EXERCISE GOAL: Please rewrite the listing as a numbered list, from its start through the line that contains "The Fourier transform", with both ends included. Omit blank lines and leave the pictures out.
☆ ☆ ☆
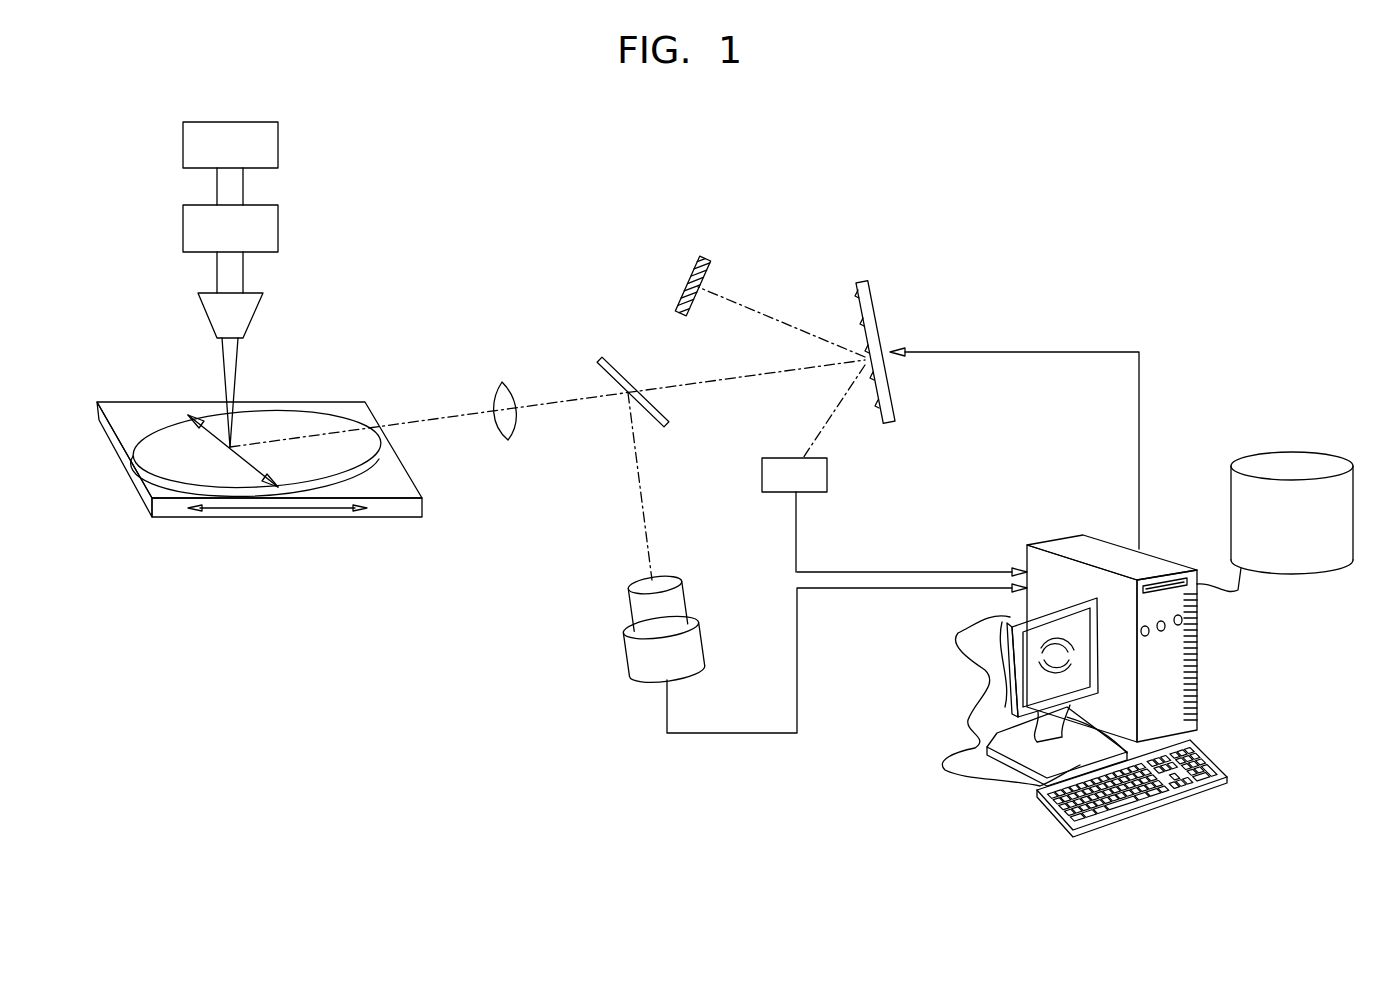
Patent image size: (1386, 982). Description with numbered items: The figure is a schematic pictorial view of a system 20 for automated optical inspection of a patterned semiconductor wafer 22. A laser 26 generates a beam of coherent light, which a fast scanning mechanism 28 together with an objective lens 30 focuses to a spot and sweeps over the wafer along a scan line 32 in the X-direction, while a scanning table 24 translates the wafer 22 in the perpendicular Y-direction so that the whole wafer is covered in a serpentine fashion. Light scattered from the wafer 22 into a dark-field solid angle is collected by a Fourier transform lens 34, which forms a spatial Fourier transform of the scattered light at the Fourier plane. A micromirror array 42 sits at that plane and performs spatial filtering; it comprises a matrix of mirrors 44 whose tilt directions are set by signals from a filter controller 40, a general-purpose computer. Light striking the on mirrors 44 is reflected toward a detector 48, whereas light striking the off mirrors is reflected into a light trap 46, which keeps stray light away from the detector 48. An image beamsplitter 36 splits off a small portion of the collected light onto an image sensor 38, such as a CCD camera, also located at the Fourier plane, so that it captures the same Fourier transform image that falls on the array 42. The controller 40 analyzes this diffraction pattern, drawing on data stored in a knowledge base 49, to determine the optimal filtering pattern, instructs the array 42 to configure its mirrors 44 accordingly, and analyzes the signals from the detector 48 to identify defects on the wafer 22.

The system 20 is at (1052, 195).
The patterned semiconductor wafer 22 is at (275, 422).
The scanning table 24 is at (282, 518).
The laser 26 is at (278, 143).
The fast scanning mechanism 28 is at (278, 228).
The objective lens 30 is at (253, 322).
The scan line 32 is at (137, 453).
The Fourier transform lens 34 is at (510, 437).
The image beamsplitter 36 is at (617, 370).
The image sensor 38 is at (630, 663).
The filter controller 40 is at (1197, 672).
The micromirror array 42 is at (873, 292).
The mirrors 44 is at (873, 383).
The light trap 46 is at (695, 262).
The detector 48 is at (762, 478).
The knowledge base 49 is at (1315, 452).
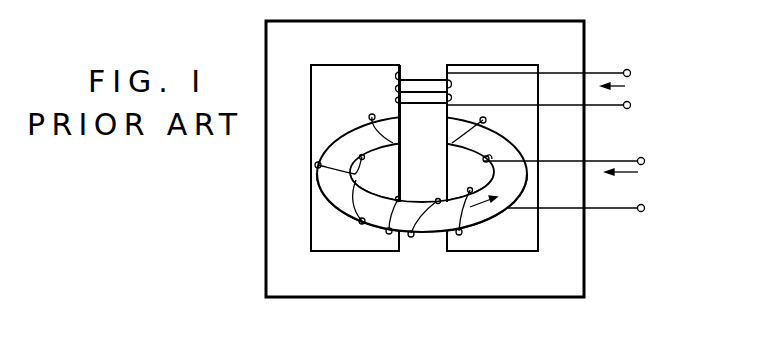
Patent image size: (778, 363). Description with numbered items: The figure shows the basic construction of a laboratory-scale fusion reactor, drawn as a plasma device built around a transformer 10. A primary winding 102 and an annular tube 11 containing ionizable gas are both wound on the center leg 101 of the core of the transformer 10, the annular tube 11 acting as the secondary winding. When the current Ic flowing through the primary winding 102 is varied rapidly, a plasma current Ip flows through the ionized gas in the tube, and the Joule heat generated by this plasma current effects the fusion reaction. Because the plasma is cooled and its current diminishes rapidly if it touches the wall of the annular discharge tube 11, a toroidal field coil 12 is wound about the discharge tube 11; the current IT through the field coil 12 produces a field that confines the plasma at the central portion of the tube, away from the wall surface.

The transformer 10 is at (464, 151).
The center leg 101 is at (423, 133).
The primary winding 102 is at (421, 79).
The annular tube 11 is at (348, 133).
The toroidal field coil 12 is at (458, 234).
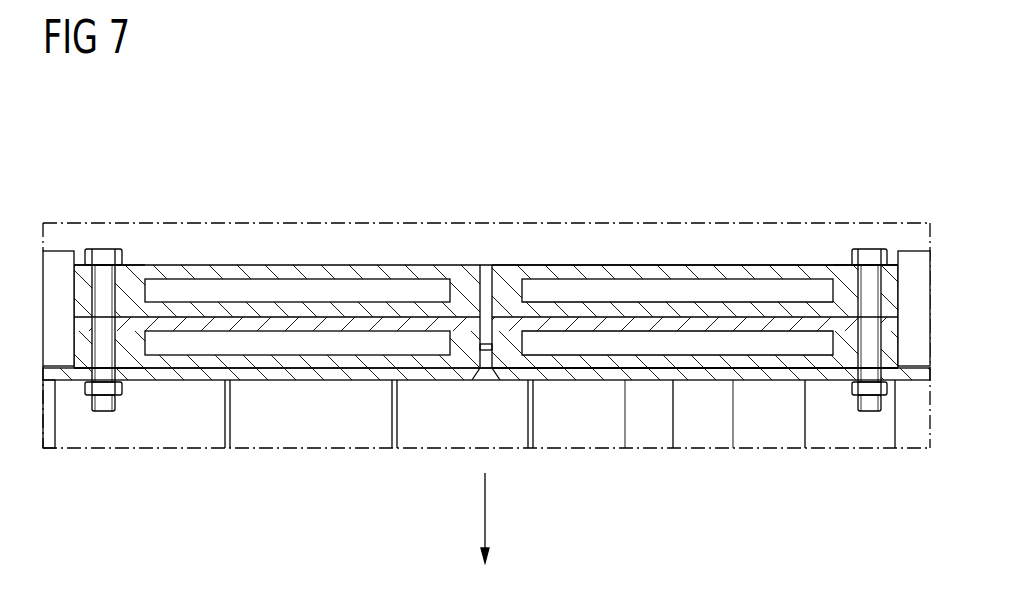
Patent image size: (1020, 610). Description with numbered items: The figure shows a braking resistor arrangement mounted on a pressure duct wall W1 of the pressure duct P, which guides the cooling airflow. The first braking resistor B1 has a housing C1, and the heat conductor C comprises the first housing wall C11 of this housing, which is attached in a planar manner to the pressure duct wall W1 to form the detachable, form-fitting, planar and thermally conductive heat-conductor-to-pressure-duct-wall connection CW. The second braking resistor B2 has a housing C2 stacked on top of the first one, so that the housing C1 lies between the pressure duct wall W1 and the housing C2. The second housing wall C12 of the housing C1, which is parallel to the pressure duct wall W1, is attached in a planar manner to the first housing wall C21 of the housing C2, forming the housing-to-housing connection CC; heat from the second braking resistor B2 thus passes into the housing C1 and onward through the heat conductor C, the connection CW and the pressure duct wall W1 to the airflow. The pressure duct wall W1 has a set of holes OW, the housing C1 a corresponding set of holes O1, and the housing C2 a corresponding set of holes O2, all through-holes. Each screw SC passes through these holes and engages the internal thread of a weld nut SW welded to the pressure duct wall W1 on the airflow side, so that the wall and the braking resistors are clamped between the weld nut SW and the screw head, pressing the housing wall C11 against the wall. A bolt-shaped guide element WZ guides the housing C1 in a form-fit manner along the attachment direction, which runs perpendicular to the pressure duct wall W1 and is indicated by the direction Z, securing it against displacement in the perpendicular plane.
☆ ☆ ☆
SOLUTION:
1. Patent image size: (1386, 982). Description with numbered items: The figure is a schematic pictorial view of a system 20 for automated optical inspection of a patterned semiconductor wafer 22. A laser 26 generates a beam of coherent light, which a fast scanning mechanism 28 together with an objective lens 30 focuses to a spot and sweeps over the wafer along a scan line 32 in the X-direction, while a scanning table 24 translates the wafer 22 in the perpendicular Y-direction so that the whole wafer is covered in a serpentine fashion. Light scattered from the wafer 22 into a dark-field solid angle is collected by a Fourier transform lens 34, which forms a spatial Fourier transform of the scattered light at the Fourier plane. A micromirror array 42 sits at that plane and performs spatial filtering; it comprises a matrix of mirrors 44 whose tilt directions are set by signals from a filter controller 40, a general-purpose computer. Light striking the on mirrors 44 is reflected toward a detector 48, whereas light striking the off mirrors is reflected into a light trap 46, which keeps stray light away from the detector 48. An image beamsplitter 36 splits off a small portion of the collected light onto an image sensor 38, such as a CCD camera, also located at the Fourier plane, so that it captures the same Fourier transform image that falls on the array 42. The controller 40 analyzes this diffraction pattern, drawing on data stored in a knowledge base 49, to determine the optimal filtering pattern, instructs the array 42 to configure its mirrors 44 accordingly, and analyzes the signals from the detector 48 to identify defects on the wafer 22.
2. The system 20 is at (1052, 195).
3. The patterned semiconductor wafer 22 is at (275, 422).
4. The scanning table 24 is at (282, 518).
5. The laser 26 is at (278, 143).
6. The fast scanning mechanism 28 is at (278, 228).
7. The objective lens 30 is at (253, 322).
8. The scan line 32 is at (137, 453).
9. The Fourier transform lens 34 is at (510, 437).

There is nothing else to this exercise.